• Problem requirements: Print every line of the listing exactly, please.

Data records
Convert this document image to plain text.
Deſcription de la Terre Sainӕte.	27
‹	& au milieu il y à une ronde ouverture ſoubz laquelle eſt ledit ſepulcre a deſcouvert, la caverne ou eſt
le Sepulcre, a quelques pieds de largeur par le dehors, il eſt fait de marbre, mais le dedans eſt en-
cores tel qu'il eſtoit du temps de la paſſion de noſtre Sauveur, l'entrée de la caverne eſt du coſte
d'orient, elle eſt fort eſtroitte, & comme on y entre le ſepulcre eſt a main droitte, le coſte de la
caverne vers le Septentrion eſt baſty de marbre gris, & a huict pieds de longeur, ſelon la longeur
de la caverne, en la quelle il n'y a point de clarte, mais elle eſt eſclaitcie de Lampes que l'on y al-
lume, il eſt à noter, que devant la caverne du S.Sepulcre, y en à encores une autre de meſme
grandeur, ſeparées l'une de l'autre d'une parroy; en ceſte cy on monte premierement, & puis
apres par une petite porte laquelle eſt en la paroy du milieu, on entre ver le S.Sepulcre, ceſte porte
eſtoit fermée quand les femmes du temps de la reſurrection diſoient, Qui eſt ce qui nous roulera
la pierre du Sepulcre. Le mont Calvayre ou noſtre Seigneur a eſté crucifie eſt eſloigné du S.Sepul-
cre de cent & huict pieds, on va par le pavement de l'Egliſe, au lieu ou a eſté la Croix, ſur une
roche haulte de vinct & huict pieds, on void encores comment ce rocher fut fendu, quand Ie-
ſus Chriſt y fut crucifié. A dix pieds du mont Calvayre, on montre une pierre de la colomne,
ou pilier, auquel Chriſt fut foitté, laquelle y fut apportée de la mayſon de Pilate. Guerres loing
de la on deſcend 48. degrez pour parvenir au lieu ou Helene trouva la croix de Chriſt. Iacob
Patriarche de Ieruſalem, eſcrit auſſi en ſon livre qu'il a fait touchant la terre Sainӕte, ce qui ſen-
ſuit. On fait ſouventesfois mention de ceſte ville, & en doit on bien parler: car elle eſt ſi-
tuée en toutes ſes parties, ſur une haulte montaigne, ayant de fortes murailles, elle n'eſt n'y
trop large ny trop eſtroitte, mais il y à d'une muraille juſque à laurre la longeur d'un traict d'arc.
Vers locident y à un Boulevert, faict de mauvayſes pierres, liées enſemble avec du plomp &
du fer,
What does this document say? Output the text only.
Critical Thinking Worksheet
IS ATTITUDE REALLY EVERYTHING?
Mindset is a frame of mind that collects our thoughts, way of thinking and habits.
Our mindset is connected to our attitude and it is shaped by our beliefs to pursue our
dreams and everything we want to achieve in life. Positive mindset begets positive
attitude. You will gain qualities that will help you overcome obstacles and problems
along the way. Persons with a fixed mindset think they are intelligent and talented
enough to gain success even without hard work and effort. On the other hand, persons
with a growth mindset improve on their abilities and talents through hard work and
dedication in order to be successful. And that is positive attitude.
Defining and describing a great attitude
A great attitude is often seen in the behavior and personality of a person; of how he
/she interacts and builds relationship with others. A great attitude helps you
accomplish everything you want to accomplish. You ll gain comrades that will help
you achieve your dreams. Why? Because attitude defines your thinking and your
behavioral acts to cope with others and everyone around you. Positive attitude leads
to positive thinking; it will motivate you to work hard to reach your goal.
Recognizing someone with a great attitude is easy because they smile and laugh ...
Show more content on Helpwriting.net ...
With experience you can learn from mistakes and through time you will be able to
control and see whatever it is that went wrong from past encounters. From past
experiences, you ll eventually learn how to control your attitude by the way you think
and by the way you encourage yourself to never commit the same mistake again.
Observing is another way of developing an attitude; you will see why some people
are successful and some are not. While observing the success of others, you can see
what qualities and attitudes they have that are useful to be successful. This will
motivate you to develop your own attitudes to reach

• Solution to this task:
Convert this document image to plain text.
Deſcription de la Terre Sainӕte.	27
‹	& au milieu il y à une ronde ouverture ſoubz laquelle eſt ledit ſepulcre a deſcouvert, la caverne ou eſt
le Sepulcre, a quelques pieds de largeur par le dehors, il eſt fait de marbre, mais le dedans eſt en-
cores tel qu'il eſtoit du temps de la paſſion de noſtre Sauveur, l'entrée de la caverne eſt du coſte
d'orient, elle eſt fort eſtroitte, & comme on y entre le ſepulcre eſt a main droitte, le coſte de la
caverne vers le Septentrion eſt baſty de marbre gris, & a huict pieds de longeur, ſelon la longeur
de la caverne, en la quelle il n'y a point de clarte, mais elle eſt eſclaitcie de Lampes que l'on y al-
lume, il eſt à noter, que devant la caverne du S.Sepulcre, y en à encores une autre de meſme
grandeur, ſeparées l'une de l'autre d'une parroy; en ceſte cy on monte premierement, & puis
apres par une petite porte laquelle eſt en la paroy du milieu, on entre ver le S.Sepulcre, ceſte porte
eſtoit fermée quand les femmes du temps de la reſurrection diſoient, Qui eſt ce qui nous roulera
la pierre du Sepulcre. Le mont Calvayre ou noſtre Seigneur a eſté crucifie eſt eſloigné du S.Sepul-
cre de cent & huict pieds, on va par le pavement de l'Egliſe, au lieu ou a eſté la Croix, ſur une
roche haulte de vinct & huict pieds, on void encores comment ce rocher fut fendu, quand Ie-
ſus Chriſt y fut crucifié. A dix pieds du mont Calvayre, on montre une pierre de la colomne,
ou pilier, auquel Chriſt fut foitté, laquelle y fut apportée de la mayſon de Pilate. Guerres loing
de la on deſcend 48. degrez pour parvenir au lieu ou Helene trouva la croix de Chriſt. Iacob
Patriarche de Ieruſalem, eſcrit auſſi en ſon livre qu'il a fait touchant la terre Sainӕte, ce qui ſen-
ſuit. On fait ſouventesfois mention de ceſte ville, & en doit on bien parler: car elle eſt ſi-
tuée en toutes ſes parties, ſur une haulte montaigne, ayant de fortes murailles, elle n'eſt n'y
trop large ny trop eſtroitte, mais il y à d'une muraille juſque à laurre la longeur d'un traict d'arc.
Vers locident y à un Boulevert, faict de mauvayſes pierres, liées enſemble avec du plomp &
du fer,
What does this document say? Output the text only.
Critical Thinking Worksheet
IS ATTITUDE REALLY EVERYTHING?
Mindset is a frame of mind that collects our thoughts, way of thinking and habits.
Our mindset is connected to our attitude and it is shaped by our beliefs to pursue our
dreams and everything we want to achieve in life. Positive mindset begets positive
attitude. You will gain qualities that will help you overcome obstacles and problems
along the way. Persons with a fixed mindset think they are intelligent and talented
enough to gain success even without hard work and effort. On the other hand, persons
with a growth mindset improve on their abilities and talents through hard work and
dedication in order to be successful. And that is positive attitude.
Defining and describing a great attitude
A great attitude is often seen in the behavior and personality of a person; of how he
/she interacts and builds relationship with others. A great attitude helps you
accomplish everything you want to accomplish. You ll gain comrades that will help
you achieve your dreams. Why? Because attitude defines your thinking and your
behavioral acts to cope with others and everyone around you. Positive attitude leads
to positive thinking; it will motivate you to work hard to reach your goal.
Recognizing someone with a great attitude is easy because they smile and laugh ...
Show more content on Helpwriting.net ...
With experience you can learn from mistakes and through time you will be able to
control and see whatever it is that went wrong from past encounters. From past
experiences, you ll eventually learn how to control your attitude by the way you think
and by the way you encourage yourself to never commit the same mistake again.
Observing is another way of developing an attitude; you will see why some people
are successful and some are not. While observing the success of others, you can see
what qualities and attitudes they have that are useful to be successful. This will
motivate you to develop your own attitudes to reach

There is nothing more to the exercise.